• Instruction:
Keep only the lines of the listing that include the word "horizontal", and copy them.

• Records supplied:
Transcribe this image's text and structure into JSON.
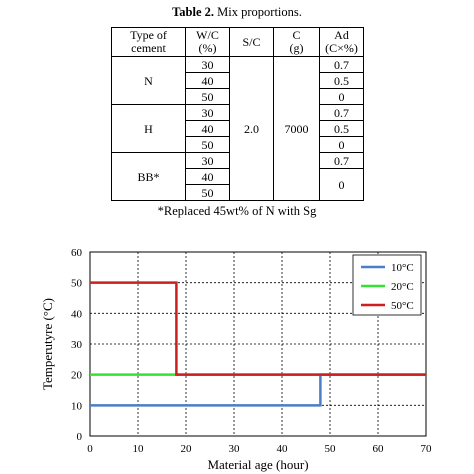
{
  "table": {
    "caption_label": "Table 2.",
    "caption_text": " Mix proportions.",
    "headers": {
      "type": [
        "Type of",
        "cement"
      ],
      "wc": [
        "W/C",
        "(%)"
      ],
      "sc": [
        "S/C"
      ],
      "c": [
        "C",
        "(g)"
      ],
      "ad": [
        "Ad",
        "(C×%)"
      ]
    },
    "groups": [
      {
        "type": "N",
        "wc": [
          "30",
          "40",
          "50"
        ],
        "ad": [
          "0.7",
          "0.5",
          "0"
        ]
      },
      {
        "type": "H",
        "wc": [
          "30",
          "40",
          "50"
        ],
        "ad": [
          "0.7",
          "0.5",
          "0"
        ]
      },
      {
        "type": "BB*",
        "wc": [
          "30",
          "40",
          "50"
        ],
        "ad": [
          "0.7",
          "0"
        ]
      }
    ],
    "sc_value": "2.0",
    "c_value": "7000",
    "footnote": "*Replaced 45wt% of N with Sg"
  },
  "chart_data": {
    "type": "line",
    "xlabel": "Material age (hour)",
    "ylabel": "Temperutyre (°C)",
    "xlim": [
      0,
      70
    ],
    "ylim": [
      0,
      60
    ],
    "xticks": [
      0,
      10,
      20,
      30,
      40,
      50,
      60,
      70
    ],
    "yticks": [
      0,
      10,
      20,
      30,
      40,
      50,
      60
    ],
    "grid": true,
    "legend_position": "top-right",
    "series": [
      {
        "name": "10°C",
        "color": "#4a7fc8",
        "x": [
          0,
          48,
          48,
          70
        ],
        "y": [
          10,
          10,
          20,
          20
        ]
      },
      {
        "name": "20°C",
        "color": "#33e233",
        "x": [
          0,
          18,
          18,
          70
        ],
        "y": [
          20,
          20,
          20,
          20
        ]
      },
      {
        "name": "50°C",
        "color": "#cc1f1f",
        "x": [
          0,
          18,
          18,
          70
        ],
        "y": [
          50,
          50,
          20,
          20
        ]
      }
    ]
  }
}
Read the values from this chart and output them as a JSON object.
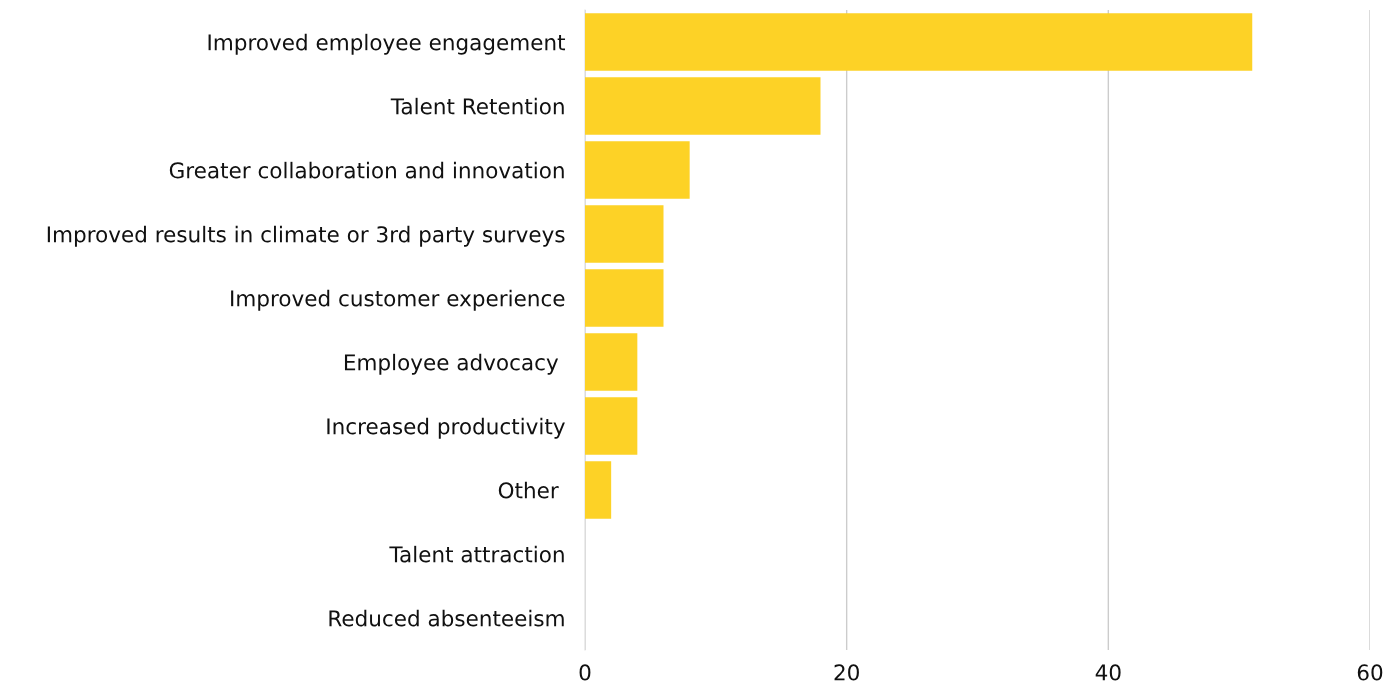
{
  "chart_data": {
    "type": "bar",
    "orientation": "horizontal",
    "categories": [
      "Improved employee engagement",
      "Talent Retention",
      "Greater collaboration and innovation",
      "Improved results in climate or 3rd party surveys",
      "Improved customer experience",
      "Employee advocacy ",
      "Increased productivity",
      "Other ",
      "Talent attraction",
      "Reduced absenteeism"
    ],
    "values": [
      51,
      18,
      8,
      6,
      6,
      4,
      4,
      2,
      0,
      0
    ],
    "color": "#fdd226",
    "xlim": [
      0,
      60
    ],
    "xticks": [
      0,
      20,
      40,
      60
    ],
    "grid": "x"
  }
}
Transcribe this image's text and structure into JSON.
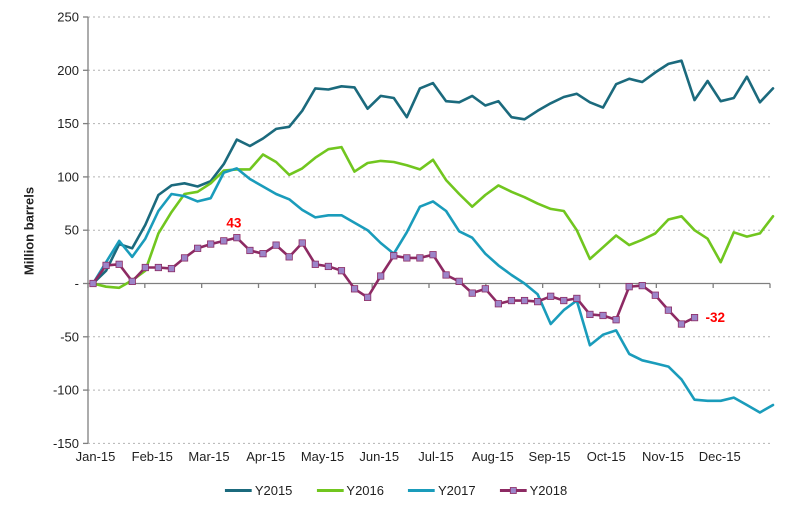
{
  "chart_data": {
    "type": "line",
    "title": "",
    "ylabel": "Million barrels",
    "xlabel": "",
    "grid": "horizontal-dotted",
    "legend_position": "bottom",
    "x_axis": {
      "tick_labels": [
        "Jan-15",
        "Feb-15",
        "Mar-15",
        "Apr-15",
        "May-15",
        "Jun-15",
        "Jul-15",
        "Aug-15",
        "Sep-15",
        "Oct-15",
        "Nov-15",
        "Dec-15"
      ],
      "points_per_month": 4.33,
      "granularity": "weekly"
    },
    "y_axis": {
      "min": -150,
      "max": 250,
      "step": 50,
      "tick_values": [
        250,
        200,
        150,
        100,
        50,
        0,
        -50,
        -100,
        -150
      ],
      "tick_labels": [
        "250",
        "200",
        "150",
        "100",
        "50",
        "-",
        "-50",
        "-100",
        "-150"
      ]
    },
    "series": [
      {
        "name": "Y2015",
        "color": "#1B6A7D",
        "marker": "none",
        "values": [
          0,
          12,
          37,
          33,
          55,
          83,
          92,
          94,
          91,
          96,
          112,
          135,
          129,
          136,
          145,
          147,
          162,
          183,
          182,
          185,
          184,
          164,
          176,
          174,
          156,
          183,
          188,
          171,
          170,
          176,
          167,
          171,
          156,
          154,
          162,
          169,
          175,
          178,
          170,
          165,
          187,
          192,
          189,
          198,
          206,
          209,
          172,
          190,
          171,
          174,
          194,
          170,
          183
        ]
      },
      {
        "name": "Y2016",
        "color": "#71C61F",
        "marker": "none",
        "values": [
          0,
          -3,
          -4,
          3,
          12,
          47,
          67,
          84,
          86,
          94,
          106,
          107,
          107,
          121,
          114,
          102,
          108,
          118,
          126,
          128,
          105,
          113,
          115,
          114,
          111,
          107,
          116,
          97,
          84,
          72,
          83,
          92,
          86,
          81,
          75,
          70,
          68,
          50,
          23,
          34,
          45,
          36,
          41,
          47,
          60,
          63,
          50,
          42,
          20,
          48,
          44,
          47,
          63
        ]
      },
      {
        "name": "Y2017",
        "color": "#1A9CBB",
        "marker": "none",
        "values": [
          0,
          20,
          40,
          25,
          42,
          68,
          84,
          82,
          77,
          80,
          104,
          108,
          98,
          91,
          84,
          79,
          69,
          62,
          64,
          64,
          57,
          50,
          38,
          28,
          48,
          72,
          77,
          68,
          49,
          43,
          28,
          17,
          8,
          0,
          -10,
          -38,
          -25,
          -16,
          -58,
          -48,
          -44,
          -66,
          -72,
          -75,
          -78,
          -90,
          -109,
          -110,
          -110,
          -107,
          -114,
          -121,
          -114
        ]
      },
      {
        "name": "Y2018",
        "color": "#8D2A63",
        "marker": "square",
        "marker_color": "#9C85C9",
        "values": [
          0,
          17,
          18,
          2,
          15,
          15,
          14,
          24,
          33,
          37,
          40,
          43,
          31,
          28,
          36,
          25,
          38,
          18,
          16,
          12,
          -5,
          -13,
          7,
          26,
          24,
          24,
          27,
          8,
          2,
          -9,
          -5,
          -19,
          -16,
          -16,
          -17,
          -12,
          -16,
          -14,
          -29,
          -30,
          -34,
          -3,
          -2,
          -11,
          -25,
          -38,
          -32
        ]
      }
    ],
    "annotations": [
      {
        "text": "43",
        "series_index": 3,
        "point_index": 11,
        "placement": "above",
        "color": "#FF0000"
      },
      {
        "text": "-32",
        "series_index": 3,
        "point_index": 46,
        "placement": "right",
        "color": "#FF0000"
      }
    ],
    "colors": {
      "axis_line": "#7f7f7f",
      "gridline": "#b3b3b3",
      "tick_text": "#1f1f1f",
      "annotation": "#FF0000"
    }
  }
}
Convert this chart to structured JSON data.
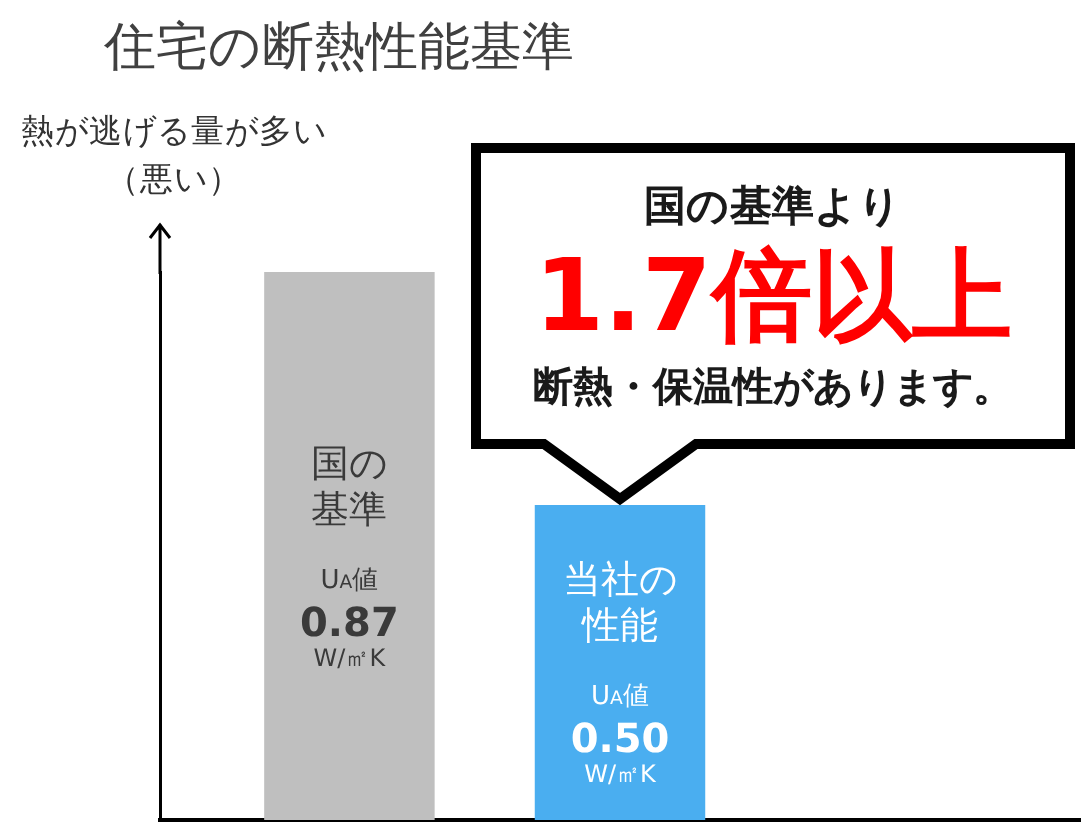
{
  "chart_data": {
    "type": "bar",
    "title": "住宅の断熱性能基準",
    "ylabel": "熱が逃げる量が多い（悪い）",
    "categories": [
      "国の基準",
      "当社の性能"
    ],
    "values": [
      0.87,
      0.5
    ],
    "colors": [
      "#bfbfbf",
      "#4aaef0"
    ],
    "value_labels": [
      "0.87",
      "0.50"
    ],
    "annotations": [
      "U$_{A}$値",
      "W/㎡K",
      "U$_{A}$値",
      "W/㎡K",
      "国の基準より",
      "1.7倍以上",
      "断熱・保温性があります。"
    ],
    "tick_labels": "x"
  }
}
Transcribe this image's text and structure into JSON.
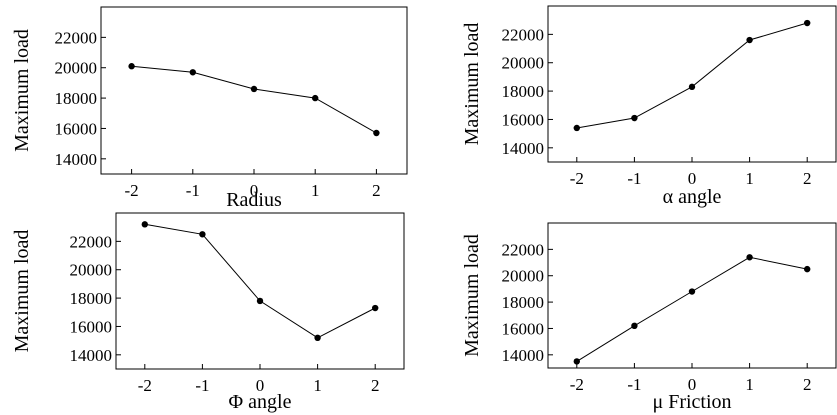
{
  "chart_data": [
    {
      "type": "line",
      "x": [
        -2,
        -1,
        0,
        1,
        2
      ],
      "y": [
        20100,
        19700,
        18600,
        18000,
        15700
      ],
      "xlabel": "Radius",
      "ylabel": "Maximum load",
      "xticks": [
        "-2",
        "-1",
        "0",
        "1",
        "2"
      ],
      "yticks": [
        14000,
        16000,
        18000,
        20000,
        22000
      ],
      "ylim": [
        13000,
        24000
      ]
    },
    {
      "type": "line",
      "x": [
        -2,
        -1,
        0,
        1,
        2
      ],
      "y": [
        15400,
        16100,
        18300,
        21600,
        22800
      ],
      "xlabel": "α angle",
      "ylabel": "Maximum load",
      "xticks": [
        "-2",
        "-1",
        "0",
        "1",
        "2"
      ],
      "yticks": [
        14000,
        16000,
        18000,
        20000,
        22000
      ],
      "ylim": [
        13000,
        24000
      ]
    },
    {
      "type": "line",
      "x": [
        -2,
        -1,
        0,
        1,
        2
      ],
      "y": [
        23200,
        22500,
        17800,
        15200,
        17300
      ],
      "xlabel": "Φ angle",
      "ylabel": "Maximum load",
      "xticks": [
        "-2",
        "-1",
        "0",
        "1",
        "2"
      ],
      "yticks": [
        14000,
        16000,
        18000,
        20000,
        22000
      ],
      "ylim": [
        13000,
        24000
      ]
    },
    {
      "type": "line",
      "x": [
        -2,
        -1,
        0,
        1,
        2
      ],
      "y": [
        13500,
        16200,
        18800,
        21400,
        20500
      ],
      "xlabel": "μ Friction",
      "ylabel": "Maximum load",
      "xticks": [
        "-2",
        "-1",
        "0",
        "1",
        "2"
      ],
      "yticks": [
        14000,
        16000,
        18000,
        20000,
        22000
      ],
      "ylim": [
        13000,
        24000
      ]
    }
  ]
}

• Correct output:
    "orientation": "horizontal",
    "grid": "horizontal-dotted",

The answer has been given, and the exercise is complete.